**Task to carry out**. Collect all lines from the listing that include the string "master".

========================================

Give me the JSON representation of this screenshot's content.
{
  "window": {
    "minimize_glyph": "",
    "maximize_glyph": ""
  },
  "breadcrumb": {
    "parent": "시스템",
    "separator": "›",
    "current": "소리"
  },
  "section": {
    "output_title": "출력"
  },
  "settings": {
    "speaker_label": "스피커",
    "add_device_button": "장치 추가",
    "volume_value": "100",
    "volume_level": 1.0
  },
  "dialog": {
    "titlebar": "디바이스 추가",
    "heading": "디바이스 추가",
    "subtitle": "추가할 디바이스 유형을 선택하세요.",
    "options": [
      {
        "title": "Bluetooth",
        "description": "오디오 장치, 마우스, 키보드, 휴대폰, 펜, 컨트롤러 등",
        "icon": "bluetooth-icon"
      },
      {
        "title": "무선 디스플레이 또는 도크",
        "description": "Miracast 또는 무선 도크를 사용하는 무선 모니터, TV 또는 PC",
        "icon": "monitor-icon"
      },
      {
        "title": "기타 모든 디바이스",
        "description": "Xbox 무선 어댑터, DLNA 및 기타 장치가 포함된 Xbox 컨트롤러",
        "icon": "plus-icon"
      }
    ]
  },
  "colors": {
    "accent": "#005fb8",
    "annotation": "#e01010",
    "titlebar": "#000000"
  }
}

========================================

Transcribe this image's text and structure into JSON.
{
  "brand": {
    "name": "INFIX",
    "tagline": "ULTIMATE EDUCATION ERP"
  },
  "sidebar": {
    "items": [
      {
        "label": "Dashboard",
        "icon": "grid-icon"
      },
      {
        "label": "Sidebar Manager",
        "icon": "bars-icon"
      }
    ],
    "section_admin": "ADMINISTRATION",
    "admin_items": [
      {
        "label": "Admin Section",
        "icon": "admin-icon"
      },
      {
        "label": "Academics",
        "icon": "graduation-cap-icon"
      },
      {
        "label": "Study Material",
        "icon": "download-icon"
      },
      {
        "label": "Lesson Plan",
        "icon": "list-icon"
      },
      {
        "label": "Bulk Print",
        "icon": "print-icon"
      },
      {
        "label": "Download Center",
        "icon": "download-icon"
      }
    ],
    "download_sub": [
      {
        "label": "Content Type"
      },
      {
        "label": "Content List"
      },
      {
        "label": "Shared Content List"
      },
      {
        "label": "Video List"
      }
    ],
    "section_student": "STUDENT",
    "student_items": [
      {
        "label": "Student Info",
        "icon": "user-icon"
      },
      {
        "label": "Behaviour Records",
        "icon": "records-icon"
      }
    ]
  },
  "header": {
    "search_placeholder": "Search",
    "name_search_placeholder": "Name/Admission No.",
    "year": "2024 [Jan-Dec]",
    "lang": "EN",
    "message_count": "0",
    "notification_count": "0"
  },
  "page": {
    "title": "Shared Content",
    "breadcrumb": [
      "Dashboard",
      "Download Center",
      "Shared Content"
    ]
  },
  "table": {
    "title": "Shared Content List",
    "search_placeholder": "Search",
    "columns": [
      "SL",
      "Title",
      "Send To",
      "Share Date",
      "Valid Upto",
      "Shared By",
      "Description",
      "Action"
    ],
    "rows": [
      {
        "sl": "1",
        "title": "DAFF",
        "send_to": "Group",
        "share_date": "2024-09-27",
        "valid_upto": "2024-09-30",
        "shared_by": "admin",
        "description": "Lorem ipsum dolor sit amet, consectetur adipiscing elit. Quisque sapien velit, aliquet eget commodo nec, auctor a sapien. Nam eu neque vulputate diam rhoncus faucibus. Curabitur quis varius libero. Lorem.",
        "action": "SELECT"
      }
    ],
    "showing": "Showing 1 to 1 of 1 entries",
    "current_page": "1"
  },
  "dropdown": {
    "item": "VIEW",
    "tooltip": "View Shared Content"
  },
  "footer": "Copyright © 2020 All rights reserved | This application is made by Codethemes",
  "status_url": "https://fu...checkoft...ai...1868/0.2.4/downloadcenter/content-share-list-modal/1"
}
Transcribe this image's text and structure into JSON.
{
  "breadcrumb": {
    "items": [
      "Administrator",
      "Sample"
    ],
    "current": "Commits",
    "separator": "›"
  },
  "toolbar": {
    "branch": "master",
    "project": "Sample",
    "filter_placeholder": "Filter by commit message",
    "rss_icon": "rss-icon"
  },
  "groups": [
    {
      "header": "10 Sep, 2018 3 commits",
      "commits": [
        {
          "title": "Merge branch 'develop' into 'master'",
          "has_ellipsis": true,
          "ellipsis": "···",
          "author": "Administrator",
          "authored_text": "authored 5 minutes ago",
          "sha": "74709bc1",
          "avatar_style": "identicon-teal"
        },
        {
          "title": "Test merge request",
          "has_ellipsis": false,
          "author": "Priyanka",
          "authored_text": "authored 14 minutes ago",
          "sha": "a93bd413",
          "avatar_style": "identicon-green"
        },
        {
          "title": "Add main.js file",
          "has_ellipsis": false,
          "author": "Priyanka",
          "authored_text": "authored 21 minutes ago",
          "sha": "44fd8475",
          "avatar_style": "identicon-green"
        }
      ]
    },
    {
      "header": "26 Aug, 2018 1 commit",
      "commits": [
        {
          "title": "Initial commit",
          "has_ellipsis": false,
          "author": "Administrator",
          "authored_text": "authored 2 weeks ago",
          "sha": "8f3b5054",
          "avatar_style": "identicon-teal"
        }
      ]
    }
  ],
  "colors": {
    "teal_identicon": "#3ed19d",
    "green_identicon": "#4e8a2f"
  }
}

========================================

**Worked answer**.
    "branch": "master",
          "title": "Merge branch 'develop' into 'master'",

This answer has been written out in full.